[begin PASSAGE]
We spent no time on the Nanea balcony (unlike our WKORV stays).
Mainly because it wasn’t conducive due to overall noise (and occasional smell).

The lack of counter space was an issue. In fact, it lead us to cook less often (that and the BBQs were quite a distance away. Just making coffee took up the only usable counter space.

The soaking tub (IMO) is a waste of space - and the moving wall between the bedroom and bathroom is a bad design (although it looks cool).  I don’t want to sleep with an open bathroom area, and getting up at night to use the toilet for Robin is a hassle (move wall from corner, and cross bathroom in dark). Bad design.

We did like the pantry area.
The couch was more comfortable than our WKORV couch.

The parking fee... 
it costs $15/day to self-park (this totally sucks).  The valet is only $5 more, but personally do not want to depend on the valet to pickup/dropoff our vehicle.  And the tipping that goes along with it...
And certainly do not want to pay $15/day to self park.

I like the foyer of the WKORV villas - it gives separation from villa and hallway noise, and makes it feel more secluded.  We never hear anyone in our WKORV villa except occasionally the people in the adjoining lock off coming and going.


Sent from my iPhone using Tapatalk


----------



## DavidnRobin (Oct 1, 2018)

Nanea Shuttle Noise - Reverse Beeping
(with highway background)






This goes on about every 20 minutes...


Sent from my iPhone using Tapatalk


----------



## DavidnRobin (Oct 1, 2018)

Front of Westin Nanea taken from Parking Lot






seems like more than 14 villas with a PL view


Sent from my iPhone using Tapatalk


----------



## CalGalTraveler (Oct 1, 2018)

We spend a LOT of time on the Lanai so view and aesthetics are important (unless it is for a couple of days during a stay extension.)

It's very odd that they would design so many PL views when they are trying to maximize profits on selling units. Between the noise, smells and view aesthetics you would think they would want to build more units with a garden view similar to WKORVN. Sorry to see that they did not pay more attention to the customer experience.

Between the PL views, and the non-Mandatory nature of Nanea, owners will find that the values of the Island view units will plummet more quickly.


----------



## DavidnRobin (Oct 1, 2018)

I think the 1Bd issue at Nanea is a real problem - from what I have heard here and meeting owners.  I let them  (Sales) know this during our presentation.  The whole HomeResort option structure is problematic.
Great resort if you have a 3Bd OF - but the lack of 1Bd villas is a problem.
[end PASSAGE]
[begin STORED ROWS]
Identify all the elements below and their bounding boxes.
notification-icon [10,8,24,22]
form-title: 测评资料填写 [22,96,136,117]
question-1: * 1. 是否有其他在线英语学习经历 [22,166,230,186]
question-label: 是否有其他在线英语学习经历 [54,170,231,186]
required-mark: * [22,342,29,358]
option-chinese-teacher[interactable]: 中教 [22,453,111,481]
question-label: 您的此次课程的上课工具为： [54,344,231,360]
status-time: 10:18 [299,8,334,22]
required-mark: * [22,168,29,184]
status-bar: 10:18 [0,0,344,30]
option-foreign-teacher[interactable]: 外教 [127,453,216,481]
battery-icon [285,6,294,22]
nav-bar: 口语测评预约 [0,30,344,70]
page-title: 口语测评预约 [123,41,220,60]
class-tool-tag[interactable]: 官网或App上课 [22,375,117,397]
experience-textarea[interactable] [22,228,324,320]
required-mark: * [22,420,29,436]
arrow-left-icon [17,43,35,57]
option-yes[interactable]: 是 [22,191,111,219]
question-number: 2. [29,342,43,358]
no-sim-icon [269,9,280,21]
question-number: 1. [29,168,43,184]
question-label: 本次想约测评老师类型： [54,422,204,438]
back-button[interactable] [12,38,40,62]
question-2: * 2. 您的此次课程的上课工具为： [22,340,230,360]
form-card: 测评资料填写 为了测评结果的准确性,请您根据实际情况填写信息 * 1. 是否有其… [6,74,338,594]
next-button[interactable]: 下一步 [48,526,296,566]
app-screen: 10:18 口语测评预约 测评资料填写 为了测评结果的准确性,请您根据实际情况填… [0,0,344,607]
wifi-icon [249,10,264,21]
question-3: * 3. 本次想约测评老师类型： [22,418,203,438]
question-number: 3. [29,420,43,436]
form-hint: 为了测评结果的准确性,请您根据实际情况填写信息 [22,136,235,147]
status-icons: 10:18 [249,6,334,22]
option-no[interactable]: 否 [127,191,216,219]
[end STORED ROWS]
• _TO-DO LIST_
**1)** Copy out the entire listing above, every line with its text and coordinates unchanged.
**2)** Carry on the forum thread about the Westin Nanea from the point where it stops.

• _PER-TASK OUTPUTS_
**1)**
Identify all the elements below and their bounding boxes.
notification-icon [10,8,24,22]
form-title: 测评资料填写 [22,96,136,117]
question-1: * 1. 是否有其他在线英语学习经历 [22,166,230,186]
question-label: 是否有其他在线英语学习经历 [54,170,231,186]
required-mark: * [22,342,29,358]
option-chinese-teacher[interactable]: 中教 [22,453,111,481]
question-label: 您的此次课程的上课工具为： [54,344,231,360]
status-time: 10:18 [299,8,334,22]
required-mark: * [22,168,29,184]
status-bar: 10:18 [0,0,344,30]
option-foreign-teacher[interactable]: 外教 [127,453,216,481]
battery-icon [285,6,294,22]
nav-bar: 口语测评预约 [0,30,344,70]
page-title: 口语测评预约 [123,41,220,60]
class-tool-tag[interactable]: 官网或App上课 [22,375,117,397]
experience-textarea[interactable] [22,228,324,320]
required-mark: * [22,420,29,436]
arrow-left-icon [17,43,35,57]
option-yes[interactable]: 是 [22,191,111,219]
question-number: 2. [29,342,43,358]
no-sim-icon [269,9,280,21]
question-number: 1. [29,168,43,184]
question-label: 本次想约测评老师类型： [54,422,204,438]
back-button[interactable] [12,38,40,62]
question-2: * 2. 您的此次课程的上课工具为： [22,340,230,360]
form-card: 测评资料填写 为了测评结果的准确性,请您根据实际情况填写信息 * 1. 是否有其… [6,74,338,594]
next-button[interactable]: 下一步 [48,526,296,566]
app-screen: 10:18 口语测评预约 测评资料填写 为了测评结果的准确性,请您根据实际情况填… [0,0,344,607]
wifi-icon [249,10,264,21]
question-3: * 3. 本次想约测评老师类型： [22,418,203,438]
question-number: 3. [29,420,43,436]
form-hint: 为了测评结果的准确性,请您根据实际情况填写信息 [22,136,235,147]
status-icons: 10:18 [249,6,334,22]
option-no[interactable]: 否 [127,191,216,219]

**2)**
I think we ended up in a 2Bd because of the lack of 1Bd availability.  I heard this from a few owners.  Some people - like us - only travel together as a couple.  I understand that the lack of lock offs at Nanea is at root of the issue.


Sent from my iPhone using Tapatalk


----------



## DeniseM (Oct 1, 2018)

Nanea has no "Island View" designated deeds - about 15% of the villas are Ocean Front, and all of the rest are lumped in together as "Resort View."  

So owners who make their reservations late, Staroption reservations, and II exchangers, are the most likely to get the parking lot views.

I'm sure that the sales people make it seem like owners will never get assigned to those undesirable locations.


----------



## beachlynn (Oct 1, 2018)

My friends also thought the 2 ponds were wasted spaces.


----------



## CalGalTraveler (Oct 1, 2018)

DavidnRobin said:


> I think the 1Bd issue at Nanea is a real problem - from what I have heard here and meeting owners.  I let them  (Sales) know this during our presentation.  The whole HomeResort option structure is problematic.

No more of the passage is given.